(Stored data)
------
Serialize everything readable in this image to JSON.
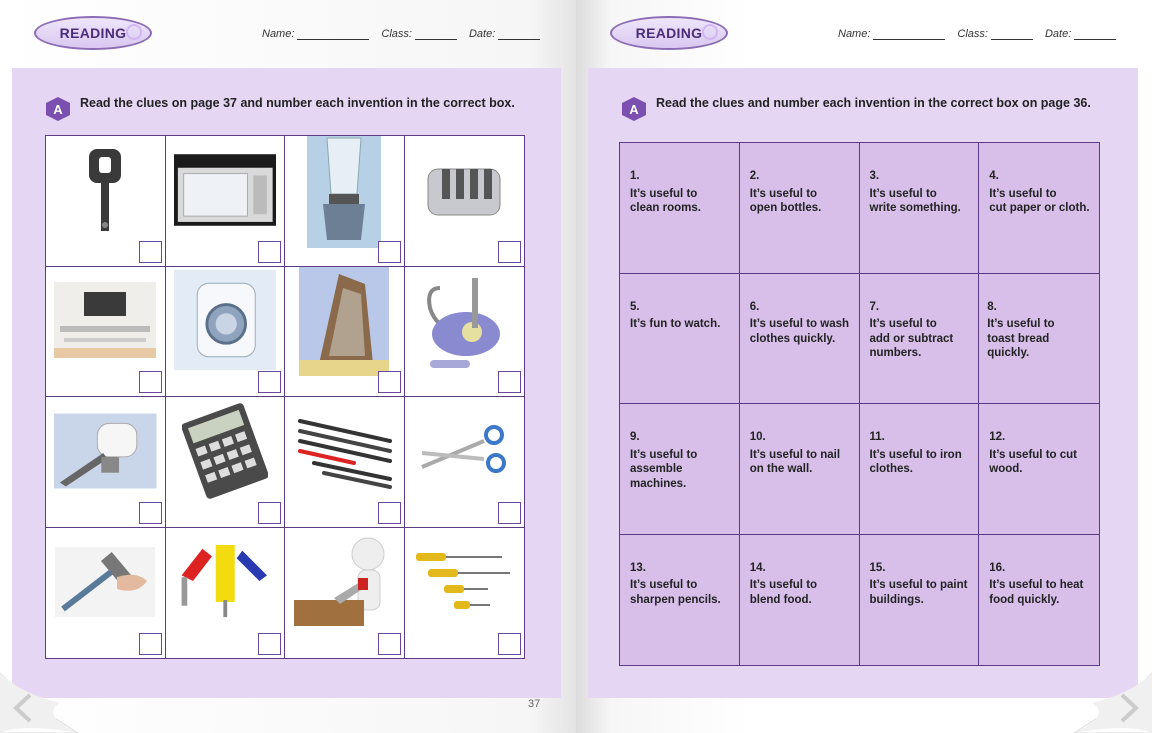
{
  "header": {
    "badge": "READING",
    "name_label": "Name:",
    "class_label": "Class:",
    "date_label": "Date:"
  },
  "left_page": {
    "section_letter": "A",
    "instruction": "Read the clues on page 37 and number each invention in the correct box.",
    "page_number": "37",
    "items": [
      "bottle-opener",
      "microwave",
      "blender",
      "toaster",
      "television",
      "washing-machine",
      "iron",
      "vacuum-cleaner",
      "pencil-sharpener",
      "calculator",
      "pens",
      "scissors",
      "hammer",
      "paint-rollers",
      "saw",
      "screwdrivers"
    ]
  },
  "right_page": {
    "section_letter": "A",
    "instruction": "Read the clues and number each invention in the correct box on page 36.",
    "clues": [
      {
        "num": "1.",
        "text": "It’s useful to\nclean  rooms."
      },
      {
        "num": "2.",
        "text": "It’s useful to\nopen bottles."
      },
      {
        "num": "3.",
        "text": "It’s useful to\nwrite something."
      },
      {
        "num": "4.",
        "text": "It’s useful to\ncut paper or cloth."
      },
      {
        "num": "5.",
        "text": "It’s fun to watch."
      },
      {
        "num": "6.",
        "text": "It’s useful to wash\nclothes quickly."
      },
      {
        "num": "7.",
        "text": "It’s useful to\nadd or subtract\nnumbers."
      },
      {
        "num": "8.",
        "text": "It’s useful to\ntoast bread quickly."
      },
      {
        "num": "9.",
        "text": "It’s useful to\nassemble\nmachines."
      },
      {
        "num": "10.",
        "text": "It’s useful to nail\non the wall."
      },
      {
        "num": "11.",
        "text": "It’s useful to iron\nclothes."
      },
      {
        "num": "12.",
        "text": "It’s useful to cut\nwood."
      },
      {
        "num": "13.",
        "text": "It’s useful to\nsharpen pencils."
      },
      {
        "num": "14.",
        "text": "It’s useful to\nblend food."
      },
      {
        "num": "15.",
        "text": "It’s useful to paint\nbuildings."
      },
      {
        "num": "16.",
        "text": "It’s useful to heat\nfood quickly."
      }
    ]
  },
  "colors": {
    "panel": "#e5d6f3",
    "clue_bg": "#d8bfea",
    "border": "#5a3b84",
    "accent": "#7a4fb0"
  }
}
------
Exercise details:
Return the entries unchanged, save for the pictures, which do not belong in the copy.

Exercise solution:
Serialize everything readable in this image to JSON.
{
  "header": {
    "badge": "READING",
    "name_label": "Name:",
    "class_label": "Class:",
    "date_label": "Date:"
  },
  "left_page": {
    "section_letter": "A",
    "instruction": "Read the clues on page 37 and number each invention in the correct box.",
    "page_number": "37",
    "items": [
      "bottle-opener",
      "microwave",
      "blender",
      "toaster",
      "television",
      "washing-machine",
      "iron",
      "vacuum-cleaner",
      "pencil-sharpener",
      "calculator",
      "pens",
      "scissors",
      "hammer",
      "paint-rollers",
      "saw",
      "screwdrivers"
    ]
  },
  "right_page": {
    "section_letter": "A",
    "instruction": "Read the clues and number each invention in the correct box on page 36.",
    "clues": [
      {
        "num": "1.",
        "text": "It’s useful to\nclean  rooms."
      },
      {
        "num": "2.",
        "text": "It’s useful to\nopen bottles."
      },
      {
        "num": "3.",
        "text": "It’s useful to\nwrite something."
      },
      {
        "num": "4.",
        "text": "It’s useful to\ncut paper or cloth."
      },
      {
        "num": "5.",
        "text": "It’s fun to watch."
      },
      {
        "num": "6.",
        "text": "It’s useful to wash\nclothes quickly."
      },
      {
        "num": "7.",
        "text": "It’s useful to\nadd or subtract\nnumbers."
      },
      {
        "num": "8.",
        "text": "It’s useful to\ntoast bread quickly."
      },
      {
        "num": "9.",
        "text": "It’s useful to\nassemble\nmachines."
      },
      {
        "num": "10.",
        "text": "It’s useful to nail\non the wall."
      },
      {
        "num": "11.",
        "text": "It’s useful to iron\nclothes."
      },
      {
        "num": "12.",
        "text": "It’s useful to cut\nwood."
      },
      {
        "num": "13.",
        "text": "It’s useful to\nsharpen pencils."
      },
      {
        "num": "14.",
        "text": "It’s useful to\nblend food."
      },
      {
        "num": "15.",
        "text": "It’s useful to paint\nbuildings."
      },
      {
        "num": "16.",
        "text": "It’s useful to heat\nfood quickly."
      }
    ]
  },
  "colors": {
    "panel": "#e5d6f3",
    "clue_bg": "#d8bfea",
    "border": "#5a3b84",
    "accent": "#7a4fb0"
  }
}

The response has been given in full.